What to work on:
Exactly reproduce the lines that follow.
----
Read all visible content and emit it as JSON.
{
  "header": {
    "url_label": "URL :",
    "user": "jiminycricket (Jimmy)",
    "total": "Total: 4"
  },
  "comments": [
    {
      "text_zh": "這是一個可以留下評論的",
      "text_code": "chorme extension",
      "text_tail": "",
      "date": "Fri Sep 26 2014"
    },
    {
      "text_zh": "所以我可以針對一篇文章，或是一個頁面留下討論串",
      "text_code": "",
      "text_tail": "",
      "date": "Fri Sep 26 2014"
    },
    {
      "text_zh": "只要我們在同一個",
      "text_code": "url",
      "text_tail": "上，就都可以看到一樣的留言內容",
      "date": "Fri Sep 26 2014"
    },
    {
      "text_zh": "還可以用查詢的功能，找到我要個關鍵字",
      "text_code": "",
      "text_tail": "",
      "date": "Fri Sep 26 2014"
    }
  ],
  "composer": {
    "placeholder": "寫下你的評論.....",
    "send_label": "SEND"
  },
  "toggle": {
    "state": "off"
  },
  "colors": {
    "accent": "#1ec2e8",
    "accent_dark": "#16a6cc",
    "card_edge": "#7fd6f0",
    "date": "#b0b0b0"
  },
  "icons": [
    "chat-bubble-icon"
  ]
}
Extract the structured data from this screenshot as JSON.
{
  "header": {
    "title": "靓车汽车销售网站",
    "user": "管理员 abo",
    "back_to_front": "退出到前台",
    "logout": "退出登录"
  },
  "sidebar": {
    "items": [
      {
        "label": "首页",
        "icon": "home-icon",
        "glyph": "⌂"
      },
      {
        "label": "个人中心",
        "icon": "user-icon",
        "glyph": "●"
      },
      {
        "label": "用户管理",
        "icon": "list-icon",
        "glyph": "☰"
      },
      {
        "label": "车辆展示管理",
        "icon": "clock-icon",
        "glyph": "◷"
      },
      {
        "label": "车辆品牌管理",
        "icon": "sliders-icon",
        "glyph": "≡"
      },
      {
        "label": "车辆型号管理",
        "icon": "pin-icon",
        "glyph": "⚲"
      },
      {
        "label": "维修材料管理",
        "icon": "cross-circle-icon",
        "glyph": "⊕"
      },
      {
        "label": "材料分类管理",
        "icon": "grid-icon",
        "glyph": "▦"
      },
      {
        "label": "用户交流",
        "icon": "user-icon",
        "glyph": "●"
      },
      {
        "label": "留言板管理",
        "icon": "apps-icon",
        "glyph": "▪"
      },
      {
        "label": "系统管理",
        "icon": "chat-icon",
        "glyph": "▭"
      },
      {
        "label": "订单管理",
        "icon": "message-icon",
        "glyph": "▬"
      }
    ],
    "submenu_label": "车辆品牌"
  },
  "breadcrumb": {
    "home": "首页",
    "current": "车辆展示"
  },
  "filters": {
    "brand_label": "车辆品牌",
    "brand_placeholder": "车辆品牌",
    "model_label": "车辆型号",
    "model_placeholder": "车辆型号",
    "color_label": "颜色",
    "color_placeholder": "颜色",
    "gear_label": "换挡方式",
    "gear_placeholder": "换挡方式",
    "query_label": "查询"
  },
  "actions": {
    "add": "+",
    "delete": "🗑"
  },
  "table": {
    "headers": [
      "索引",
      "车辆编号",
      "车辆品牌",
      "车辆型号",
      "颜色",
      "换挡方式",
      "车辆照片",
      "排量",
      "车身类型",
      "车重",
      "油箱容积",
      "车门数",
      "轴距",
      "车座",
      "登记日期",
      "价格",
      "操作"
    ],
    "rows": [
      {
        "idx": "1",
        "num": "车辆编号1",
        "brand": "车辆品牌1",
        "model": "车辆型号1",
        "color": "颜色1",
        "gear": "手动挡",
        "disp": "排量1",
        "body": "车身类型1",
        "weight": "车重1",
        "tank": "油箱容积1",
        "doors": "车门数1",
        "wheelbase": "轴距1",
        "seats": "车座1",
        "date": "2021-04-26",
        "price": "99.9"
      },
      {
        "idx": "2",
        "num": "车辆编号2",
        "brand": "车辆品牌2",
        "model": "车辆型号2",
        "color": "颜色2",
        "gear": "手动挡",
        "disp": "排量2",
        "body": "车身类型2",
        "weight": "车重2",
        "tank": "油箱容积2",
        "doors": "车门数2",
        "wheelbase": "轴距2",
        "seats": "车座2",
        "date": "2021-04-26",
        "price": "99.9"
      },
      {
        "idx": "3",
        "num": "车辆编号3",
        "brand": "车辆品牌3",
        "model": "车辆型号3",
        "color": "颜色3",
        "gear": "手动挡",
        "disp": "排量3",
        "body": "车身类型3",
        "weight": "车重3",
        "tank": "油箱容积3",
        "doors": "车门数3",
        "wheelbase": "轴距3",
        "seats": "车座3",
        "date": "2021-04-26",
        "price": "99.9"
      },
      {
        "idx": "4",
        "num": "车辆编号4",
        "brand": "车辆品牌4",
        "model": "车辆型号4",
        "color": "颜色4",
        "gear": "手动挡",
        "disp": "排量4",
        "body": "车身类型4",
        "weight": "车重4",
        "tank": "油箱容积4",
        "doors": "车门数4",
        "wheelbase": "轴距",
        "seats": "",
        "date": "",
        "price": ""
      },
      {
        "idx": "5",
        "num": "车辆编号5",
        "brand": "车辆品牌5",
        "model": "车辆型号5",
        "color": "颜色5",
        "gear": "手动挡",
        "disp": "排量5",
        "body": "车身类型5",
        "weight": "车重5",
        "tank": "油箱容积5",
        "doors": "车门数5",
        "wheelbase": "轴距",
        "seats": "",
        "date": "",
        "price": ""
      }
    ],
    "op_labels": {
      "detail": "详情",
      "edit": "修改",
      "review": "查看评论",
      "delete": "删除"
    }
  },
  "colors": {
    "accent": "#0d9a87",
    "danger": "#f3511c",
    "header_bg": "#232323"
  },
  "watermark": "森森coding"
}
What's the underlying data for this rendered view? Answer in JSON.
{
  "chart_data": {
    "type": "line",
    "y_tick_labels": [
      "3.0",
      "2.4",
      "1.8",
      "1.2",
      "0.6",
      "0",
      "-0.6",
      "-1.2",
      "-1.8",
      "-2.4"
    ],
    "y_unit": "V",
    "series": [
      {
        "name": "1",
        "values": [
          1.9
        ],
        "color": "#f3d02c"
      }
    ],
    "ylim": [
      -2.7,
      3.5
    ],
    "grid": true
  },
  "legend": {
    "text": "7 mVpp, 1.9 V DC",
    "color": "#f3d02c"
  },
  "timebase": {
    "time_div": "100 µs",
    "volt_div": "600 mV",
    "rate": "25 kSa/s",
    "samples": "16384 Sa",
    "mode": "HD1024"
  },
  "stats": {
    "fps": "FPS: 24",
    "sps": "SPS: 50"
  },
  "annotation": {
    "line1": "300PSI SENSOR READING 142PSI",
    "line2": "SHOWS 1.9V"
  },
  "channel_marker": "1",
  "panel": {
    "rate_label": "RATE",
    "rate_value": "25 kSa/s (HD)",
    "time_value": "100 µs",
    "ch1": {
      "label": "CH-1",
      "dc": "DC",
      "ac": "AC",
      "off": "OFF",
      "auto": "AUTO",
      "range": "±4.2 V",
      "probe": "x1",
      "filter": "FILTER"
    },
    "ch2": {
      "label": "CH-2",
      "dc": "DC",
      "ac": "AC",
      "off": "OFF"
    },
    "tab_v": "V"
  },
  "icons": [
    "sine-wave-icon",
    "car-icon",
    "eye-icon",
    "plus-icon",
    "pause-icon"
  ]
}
----
Exercise result:
Read all visible content and emit it as JSON.
{
  "header": {
    "url_label": "URL :",
    "user": "jiminycricket (Jimmy)",
    "total": "Total: 4"
  },
  "comments": [
    {
      "text_zh": "這是一個可以留下評論的",
      "text_code": "chorme extension",
      "text_tail": "",
      "date": "Fri Sep 26 2014"
    },
    {
      "text_zh": "所以我可以針對一篇文章，或是一個頁面留下討論串",
      "text_code": "",
      "text_tail": "",
      "date": "Fri Sep 26 2014"
    },
    {
      "text_zh": "只要我們在同一個",
      "text_code": "url",
      "text_tail": "上，就都可以看到一樣的留言內容",
      "date": "Fri Sep 26 2014"
    },
    {
      "text_zh": "還可以用查詢的功能，找到我要個關鍵字",
      "text_code": "",
      "text_tail": "",
      "date": "Fri Sep 26 2014"
    }
  ],
  "composer": {
    "placeholder": "寫下你的評論.....",
    "send_label": "SEND"
  },
  "toggle": {
    "state": "off"
  },
  "colors": {
    "accent": "#1ec2e8",
    "accent_dark": "#16a6cc",
    "card_edge": "#7fd6f0",
    "date": "#b0b0b0"
  },
  "icons": [
    "chat-bubble-icon"
  ]
}
Extract the structured data from this screenshot as JSON.
{
  "header": {
    "title": "靓车汽车销售网站",
    "user": "管理员 abo",
    "back_to_front": "退出到前台",
    "logout": "退出登录"
  },
  "sidebar": {
    "items": [
      {
        "label": "首页",
        "icon": "home-icon",
        "glyph": "⌂"
      },
      {
        "label": "个人中心",
        "icon": "user-icon",
        "glyph": "●"
      },
      {
        "label": "用户管理",
        "icon": "list-icon",
        "glyph": "☰"
      },
      {
        "label": "车辆展示管理",
        "icon": "clock-icon",
        "glyph": "◷"
      },
      {
        "label": "车辆品牌管理",
        "icon": "sliders-icon",
        "glyph": "≡"
      },
      {
        "label": "车辆型号管理",
        "icon": "pin-icon",
        "glyph": "⚲"
      },
      {
        "label": "维修材料管理",
        "icon": "cross-circle-icon",
        "glyph": "⊕"
      },
      {
        "label": "材料分类管理",
        "icon": "grid-icon",
        "glyph": "▦"
      },
      {
        "label": "用户交流",
        "icon": "user-icon",
        "glyph": "●"
      },
      {
        "label": "留言板管理",
        "icon": "apps-icon",
        "glyph": "▪"
      },
      {
        "label": "系统管理",
        "icon": "chat-icon",
        "glyph": "▭"
      },
      {
        "label": "订单管理",
        "icon": "message-icon",
        "glyph": "▬"
      }
    ],
    "submenu_label": "车辆品牌"
  },
  "breadcrumb": {
    "home": "首页",
    "current": "车辆展示"
  },
  "filters": {
    "brand_label": "车辆品牌",
    "brand_placeholder": "车辆品牌",
    "model_label": "车辆型号",
    "model_placeholder": "车辆型号",
    "color_label": "颜色",
    "color_placeholder": "颜色",
    "gear_label": "换挡方式",
    "gear_placeholder": "换挡方式",
    "query_label": "查询"
  },
  "actions": {
    "add": "+",
    "delete": "🗑"
  },
  "table": {
    "headers": [
      "索引",
      "车辆编号",
      "车辆品牌",
      "车辆型号",
      "颜色",
      "换挡方式",
      "车辆照片",
      "排量",
      "车身类型",
      "车重",
      "油箱容积",
      "车门数",
      "轴距",
      "车座",
      "登记日期",
      "价格",
      "操作"
    ],
    "rows": [
      {
        "idx": "1",
        "num": "车辆编号1",
        "brand": "车辆品牌1",
        "model": "车辆型号1",
        "color": "颜色1",
        "gear": "手动挡",
        "disp": "排量1",
        "body": "车身类型1",
        "weight": "车重1",
        "tank": "油箱容积1",
        "doors": "车门数1",
        "wheelbase": "轴距1",
        "seats": "车座1",
        "date": "2021-04-26",
        "price": "99.9"
      },
      {
        "idx": "2",
        "num": "车辆编号2",
        "brand": "车辆品牌2",
        "model": "车辆型号2",
        "color": "颜色2",
        "gear": "手动挡",
        "disp": "排量2",
        "body": "车身类型2",
        "weight": "车重2",
        "tank": "油箱容积2",
        "doors": "车门数2",
        "wheelbase": "轴距2",
        "seats": "车座2",
        "date": "2021-04-26",
        "price": "99.9"
      },
      {
        "idx": "3",
        "num": "车辆编号3",
        "brand": "车辆品牌3",
        "model": "车辆型号3",
        "color": "颜色3",
        "gear": "手动挡",
        "disp": "排量3",
        "body": "车身类型3",
        "weight": "车重3",
        "tank": "油箱容积3",
        "doors": "车门数3",
        "wheelbase": "轴距3",
        "seats": "车座3",
        "date": "2021-04-26",
        "price": "99.9"
      },
      {
        "idx": "4",
        "num": "车辆编号4",
        "brand": "车辆品牌4",
        "model": "车辆型号4",
        "color": "颜色4",
        "gear": "手动挡",
        "disp": "排量4",
        "body": "车身类型4",
        "weight": "车重4",
        "tank": "油箱容积4",
        "doors": "车门数4",
        "wheelbase": "轴距",
        "seats": "",
        "date": "",
        "price": ""
      },
      {
        "idx": "5",
        "num": "车辆编号5",
        "brand": "车辆品牌5",
        "model": "车辆型号5",
        "color": "颜色5",
        "gear": "手动挡",
        "disp": "排量5",
        "body": "车身类型5",
        "weight": "车重5",
        "tank": "油箱容积5",
        "doors": "车门数5",
        "wheelbase": "轴距",
        "seats": "",
        "date": "",
        "price": ""
      }
    ],
    "op_labels": {
      "detail": "详情",
      "edit": "修改",
      "review": "查看评论",
      "delete": "删除"
    }
  },
  "colors": {
    "accent": "#0d9a87",
    "danger": "#f3511c",
    "header_bg": "#232323"
  },
  "watermark": "森森coding"
}
What's the underlying data for this rendered view? Answer in JSON.
{
  "chart_data": {
    "type": "line",
    "y_tick_labels": [
      "3.0",
      "2.4",
      "1.8",
      "1.2",
      "0.6",
      "0",
      "-0.6",
      "-1.2",
      "-1.8",
      "-2.4"
    ],
    "y_unit": "V",
    "series": [
      {
        "name": "1",
        "values": [
          1.9
        ],
        "color": "#f3d02c"
      }
    ],
    "ylim": [
      -2.7,
      3.5
    ],
    "grid": true
  },
  "legend": {
    "text": "7 mVpp, 1.9 V DC",
    "color": "#f3d02c"
  },
  "timebase": {
    "time_div": "100 µs",
    "volt_div": "600 mV",
    "rate": "25 kSa/s",
    "samples": "16384 Sa",
    "mode": "HD1024"
  },
  "stats": {
    "fps": "FPS: 24",
    "sps": "SPS: 50"
  },
  "annotation": {
    "line1": "300PSI SENSOR READING 142PSI",
    "line2": "SHOWS 1.9V"
  },
  "channel_marker": "1",
  "panel": {
    "rate_label": "RATE",
    "rate_value": "25 kSa/s (HD)",
    "time_value": "100 µs",
    "ch1": {
      "label": "CH-1",
      "dc": "DC",
      "ac": "AC",
      "off": "OFF",
      "auto": "AUTO",
      "range": "±4.2 V",
      "probe": "x1",
      "filter": "FILTER"
    },
    "ch2": {
      "label": "CH-2",
      "dc": "DC",
      "ac": "AC",
      "off": "OFF"
    },
    "tab_v": "V"
  },
  "icons": [
    "sine-wave-icon",
    "car-icon",
    "eye-icon",
    "plus-icon",
    "pause-icon"
  ]
}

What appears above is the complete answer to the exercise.